— start —

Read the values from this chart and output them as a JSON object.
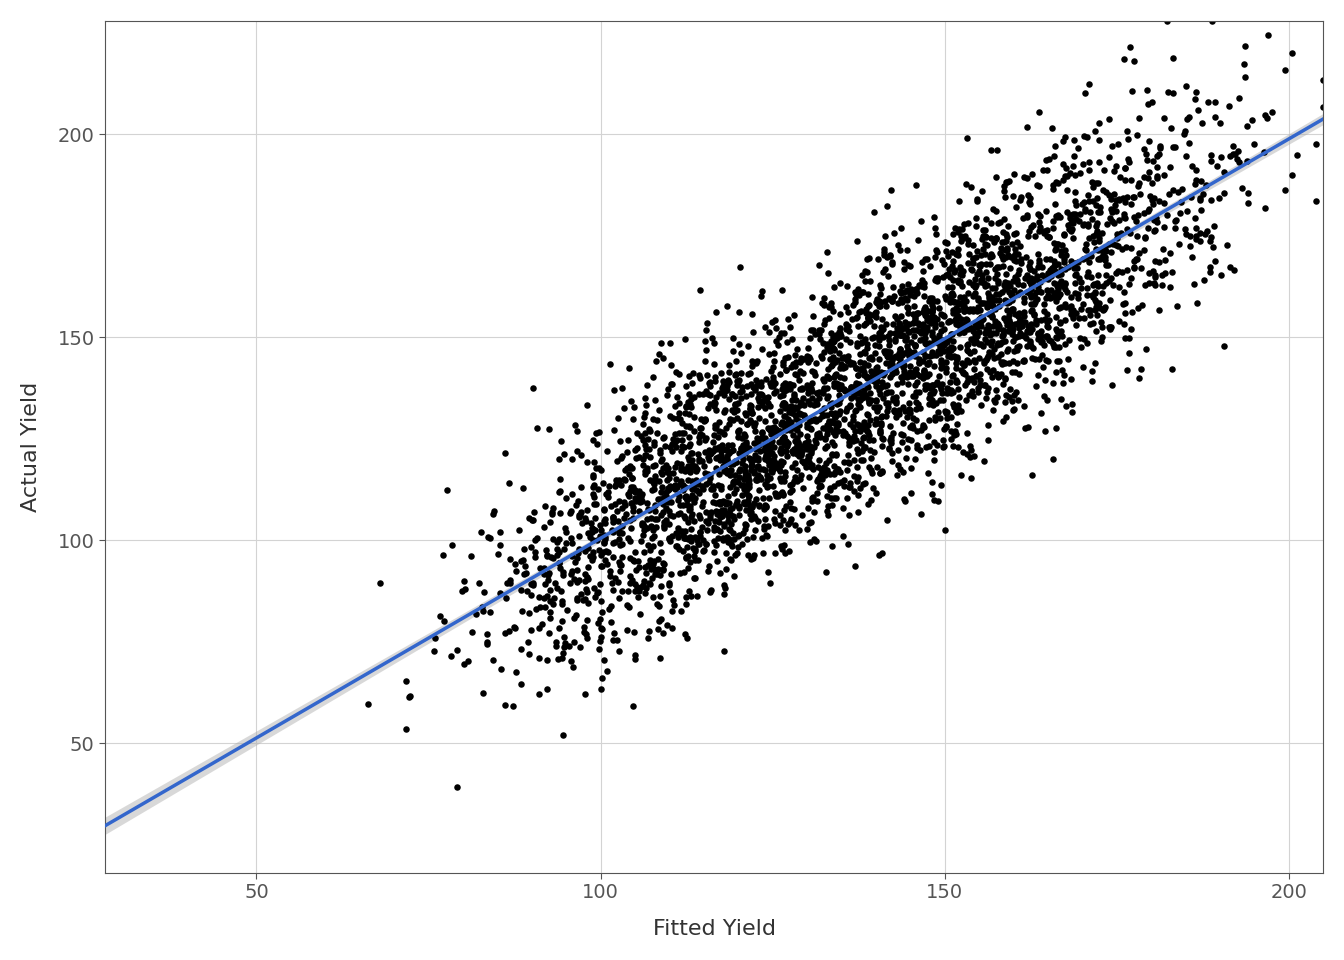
{
  "title": "",
  "xlabel": "Fitted Yield",
  "ylabel": "Actual Yield",
  "xlim": [
    28,
    205
  ],
  "ylim": [
    18,
    228
  ],
  "xticks": [
    50,
    100,
    150,
    200
  ],
  "yticks": [
    50,
    100,
    150,
    200
  ],
  "background_color": "#FFFFFF",
  "plot_bg_color": "#FFFFFF",
  "grid_color": "#D3D3D3",
  "point_color": "#000000",
  "point_size": 22,
  "point_alpha": 1.0,
  "line_color": "#3366CC",
  "line_width": 2.5,
  "ci_color": "#AAAAAA",
  "ci_alpha": 0.45,
  "n_points": 3762,
  "seed": 42,
  "xlabel_fontsize": 16,
  "ylabel_fontsize": 16,
  "tick_fontsize": 14,
  "spine_color": "#555555",
  "tick_color": "#555555"
}
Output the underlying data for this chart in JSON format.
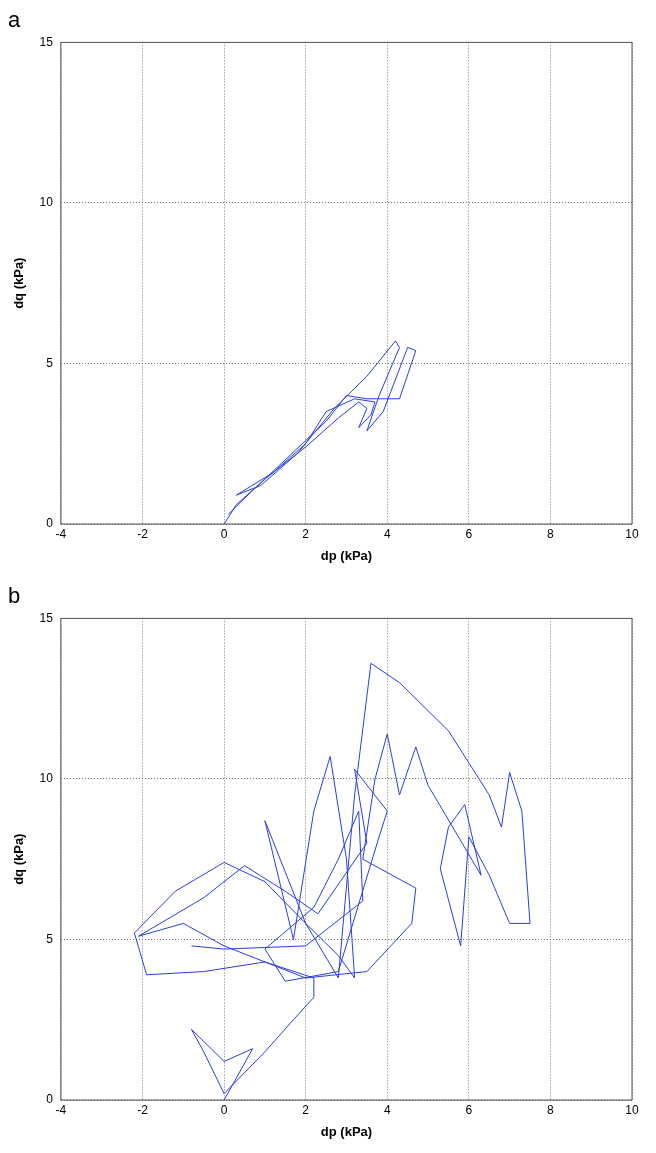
{
  "chart_data": [
    {
      "type": "line",
      "title": "a",
      "xlabel": "dp (kPa)",
      "ylabel": "dq (kPa)",
      "xlim": [
        -4,
        10
      ],
      "xticks": [
        -4,
        -2,
        0,
        2,
        4,
        6,
        8,
        10
      ],
      "ylim": [
        0,
        15
      ],
      "yticks": [
        0,
        5,
        10,
        15
      ],
      "grid": true,
      "legend": false,
      "marker": "none",
      "line_style": "solid",
      "series": [
        {
          "color": "#2a3fe0",
          "x": [
            0,
            0.3,
            1,
            2,
            2.8,
            3.3,
            3.5,
            3.3,
            3.6,
            3.7,
            3.2,
            2.5,
            2,
            1.2,
            0.3,
            0.9,
            1.8,
            2.7,
            3.5,
            4.2,
            4.3,
            3.8,
            3.5,
            3.9,
            4.5,
            4.7,
            4.3,
            3.5,
            3,
            2.5,
            2,
            1.5,
            1,
            0.5,
            0.1
          ],
          "values": [
            0,
            0.6,
            1.4,
            2.4,
            3.3,
            3.8,
            3.6,
            3,
            3.4,
            3.8,
            3.9,
            3.5,
            2.5,
            1.6,
            0.9,
            1.2,
            2.2,
            3.6,
            4.6,
            5.7,
            5.5,
            4,
            2.9,
            3.5,
            5.5,
            5.4,
            3.9,
            3.9,
            4,
            3.2,
            2.6,
            2,
            1.4,
            0.8,
            0.3
          ]
        }
      ]
    },
    {
      "type": "line",
      "title": "b",
      "xlabel": "dp (kPa)",
      "ylabel": "dq (kPa)",
      "xlim": [
        -4,
        10
      ],
      "xticks": [
        -4,
        -2,
        0,
        2,
        4,
        6,
        8,
        10
      ],
      "ylim": [
        0,
        15
      ],
      "yticks": [
        0,
        5,
        10,
        15
      ],
      "grid": true,
      "legend": false,
      "marker": "none",
      "line_style": "solid",
      "series": [
        {
          "color": "#2a3fe0",
          "x": [
            0,
            0.7,
            0,
            -0.8,
            -0.5,
            0,
            1,
            1.7,
            2.2,
            2.2,
            1,
            -0.5,
            -1.9,
            -2.2,
            -1.2,
            0,
            1,
            2,
            2.8,
            3.2,
            3,
            2.6,
            2.2,
            1.7,
            1,
            2,
            2.8,
            3.2,
            3.6,
            4.3,
            5.5,
            6.5,
            6.8,
            7,
            7.3,
            7.5,
            7,
            6.5,
            6,
            5.8,
            5.3,
            5.5,
            5.9,
            6.3,
            5,
            4.7,
            4.3,
            4,
            3.7,
            3.4,
            4.7,
            4.6,
            3.5,
            2,
            0,
            -1,
            -2.1,
            -0.5,
            0.5,
            1.5,
            2.3,
            3.5,
            3.2,
            4,
            3.8,
            2.8,
            1.5,
            1,
            2.2,
            2.8,
            3.3,
            3.4,
            2,
            0,
            -0.8
          ],
          "values": [
            0,
            1.6,
            1.2,
            2.2,
            1.5,
            0.2,
            1.5,
            2.5,
            3.2,
            3.8,
            4.3,
            4,
            3.9,
            5.2,
            6.5,
            7.4,
            6.8,
            5.5,
            4.5,
            3.8,
            7.5,
            10.7,
            9,
            5,
            8.7,
            5.5,
            3.8,
            9.5,
            13.6,
            13,
            11.5,
            9.5,
            8.5,
            10.2,
            9,
            5.5,
            5.5,
            7,
            8.2,
            4.8,
            7.2,
            8.5,
            9.2,
            7,
            9.8,
            11,
            9.5,
            11.4,
            10,
            7.5,
            6.6,
            5.5,
            4,
            3.8,
            4.8,
            5.5,
            5.1,
            6.3,
            7.3,
            6.5,
            5.8,
            8,
            10.3,
            9,
            8.2,
            4,
            3.7,
            4.7,
            6,
            7.5,
            9,
            6.2,
            4.8,
            4.7,
            4.8
          ]
        }
      ]
    }
  ]
}
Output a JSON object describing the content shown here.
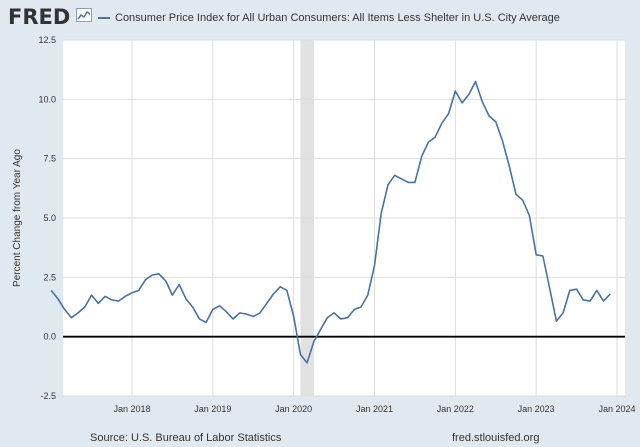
{
  "header": {
    "logo_text": "FRED",
    "logo_icon": "fred-chart-icon",
    "legend_text": "Consumer Price Index for All Urban Consumers: All Items Less Shelter in U.S. City Average"
  },
  "footer": {
    "source": "Source: U.S. Bureau of Labor Statistics",
    "url": "fred.stlouisfed.org"
  },
  "colors": {
    "series": "#4572a7",
    "background": "#e1e9f0",
    "plot_background": "#ffffff",
    "recession": "#e1e1e1",
    "zero_line": "#000000"
  },
  "chart_data": {
    "type": "line",
    "title": "Consumer Price Index for All Urban Consumers: All Items Less Shelter in U.S. City Average",
    "xlabel": "",
    "ylabel": "Percent Change from Year Ago",
    "ylim": [
      -2.5,
      12.5
    ],
    "y_ticks": [
      "12.5",
      "10.0",
      "7.5",
      "5.0",
      "2.5",
      "0.0",
      "-2.5"
    ],
    "x_ticks": [
      "Jan 2018",
      "Jan 2019",
      "Jan 2020",
      "Jan 2021",
      "Jan 2022",
      "Jan 2023",
      "Jan 2024"
    ],
    "recession": {
      "start": "2020-02",
      "end": "2020-04"
    },
    "series": [
      {
        "name": "Consumer Price Index for All Urban Consumers: All Items Less Shelter in U.S. City Average",
        "start": "2017-01",
        "frequency": "monthly",
        "values": [
          1.95,
          1.6,
          1.15,
          0.8,
          1.0,
          1.25,
          1.75,
          1.4,
          1.7,
          1.55,
          1.5,
          1.7,
          1.85,
          1.95,
          2.4,
          2.6,
          2.65,
          2.35,
          1.75,
          2.2,
          1.6,
          1.25,
          0.75,
          0.6,
          1.15,
          1.3,
          1.05,
          0.75,
          1.0,
          0.95,
          0.85,
          1.0,
          1.4,
          1.8,
          2.1,
          1.95,
          0.85,
          -0.75,
          -1.1,
          -0.2,
          0.3,
          0.8,
          1.0,
          0.75,
          0.8,
          1.15,
          1.25,
          1.75,
          3.0,
          5.2,
          6.4,
          6.8,
          6.65,
          6.5,
          6.5,
          7.6,
          8.2,
          8.4,
          9.0,
          9.4,
          10.35,
          9.85,
          10.2,
          10.75,
          9.9,
          9.3,
          9.05,
          8.25,
          7.2,
          6.0,
          5.75,
          5.1,
          3.45,
          3.4,
          2.05,
          0.65,
          1.0,
          1.95,
          2.0,
          1.55,
          1.5,
          1.95,
          1.5,
          1.8
        ]
      }
    ]
  }
}
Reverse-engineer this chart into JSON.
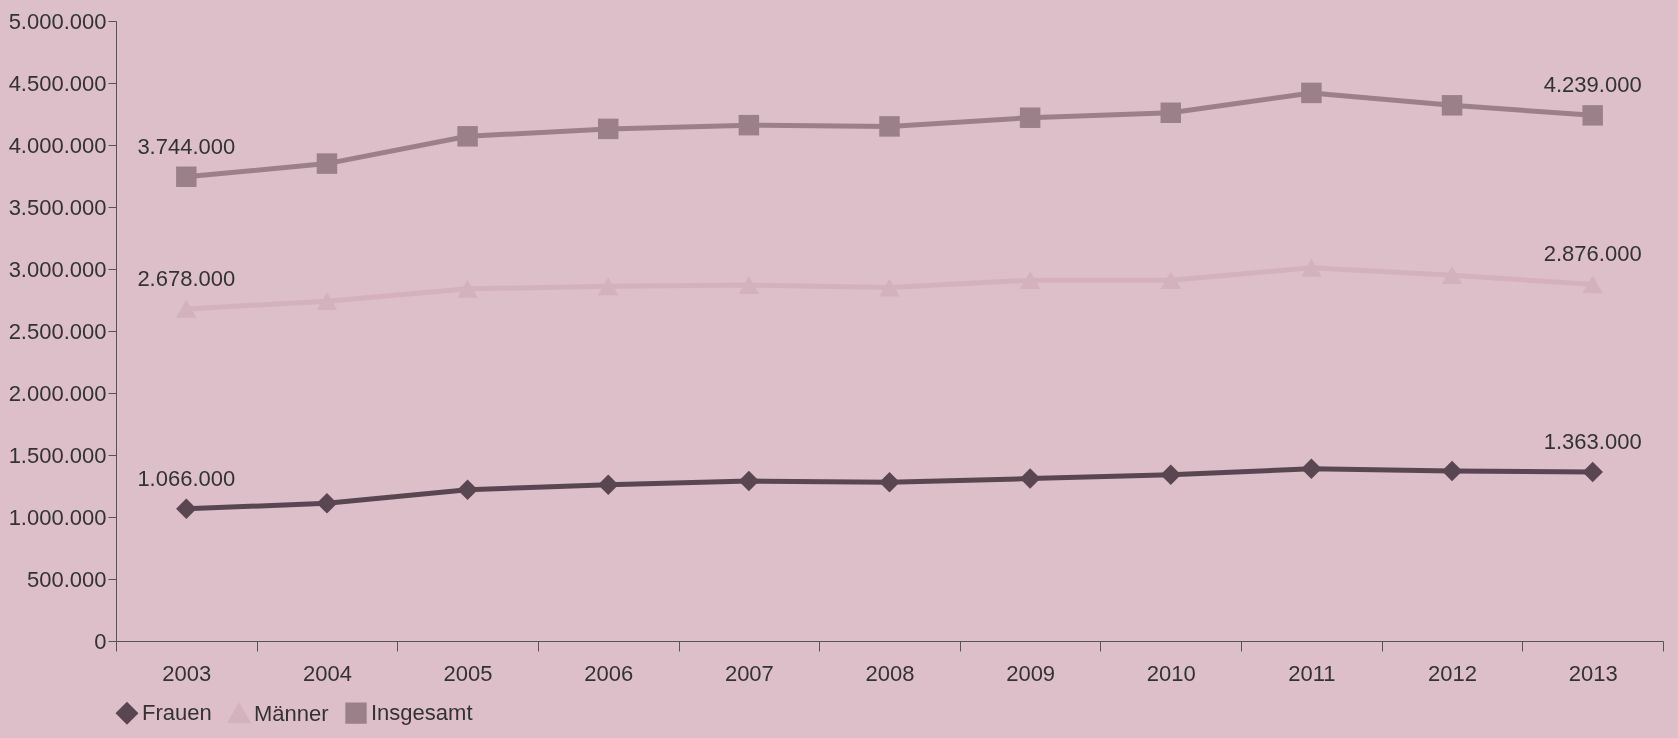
{
  "chart_data": {
    "type": "line",
    "categories": [
      "2003",
      "2004",
      "2005",
      "2006",
      "2007",
      "2008",
      "2009",
      "2010",
      "2011",
      "2012",
      "2013"
    ],
    "series": [
      {
        "name": "Frauen",
        "color": "#5a4650",
        "marker": "diamond",
        "values": [
          1066000,
          1110000,
          1220000,
          1260000,
          1290000,
          1280000,
          1310000,
          1340000,
          1390000,
          1370000,
          1363000
        ],
        "value_labels": [
          "1.066.000",
          null,
          null,
          null,
          null,
          null,
          null,
          null,
          null,
          null,
          "1.363.000"
        ]
      },
      {
        "name": "Männer",
        "color": "#d3b2bd",
        "marker": "triangle",
        "values": [
          2678000,
          2740000,
          2840000,
          2860000,
          2870000,
          2850000,
          2910000,
          2910000,
          3010000,
          2950000,
          2876000
        ],
        "value_labels": [
          "2.678.000",
          null,
          null,
          null,
          null,
          null,
          null,
          null,
          null,
          null,
          "2.876.000"
        ]
      },
      {
        "name": "Insgesamt",
        "color": "#9b808a",
        "marker": "square",
        "values": [
          3744000,
          3850000,
          4070000,
          4130000,
          4160000,
          4150000,
          4220000,
          4260000,
          4420000,
          4320000,
          4239000
        ],
        "value_labels": [
          "3.744.000",
          null,
          null,
          null,
          null,
          null,
          null,
          null,
          null,
          null,
          "4.239.000"
        ]
      }
    ],
    "ylim": [
      0,
      5000000
    ],
    "yticks": [
      {
        "value": 0,
        "label": "0"
      },
      {
        "value": 500000,
        "label": "500.000"
      },
      {
        "value": 1000000,
        "label": "1.000.000"
      },
      {
        "value": 1500000,
        "label": "1.500.000"
      },
      {
        "value": 2000000,
        "label": "2.000.000"
      },
      {
        "value": 2500000,
        "label": "2.500.000"
      },
      {
        "value": 3000000,
        "label": "3.000.000"
      },
      {
        "value": 3500000,
        "label": "3.500.000"
      },
      {
        "value": 4000000,
        "label": "4.000.000"
      },
      {
        "value": 4500000,
        "label": "4.500.000"
      },
      {
        "value": 5000000,
        "label": "5.000.000"
      }
    ],
    "grid": false,
    "legend": "bottom",
    "line_style": "solid"
  }
}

— end —

Given task ▸ Search the lines above for the string "Index" and copy each line that has it.

Result of the task ▸
    "legend_text": "Consumer Price Index for All Urban Consumers: All Items Less Shelter in U.S. City Average"
    "title": "Consumer Price Index for All Urban Consumers: All Items Less Shelter in U.S. City Average",
        "name": "Consumer Price Index for All Urban Consumers: All Items Less Shelter in U.S. City Average",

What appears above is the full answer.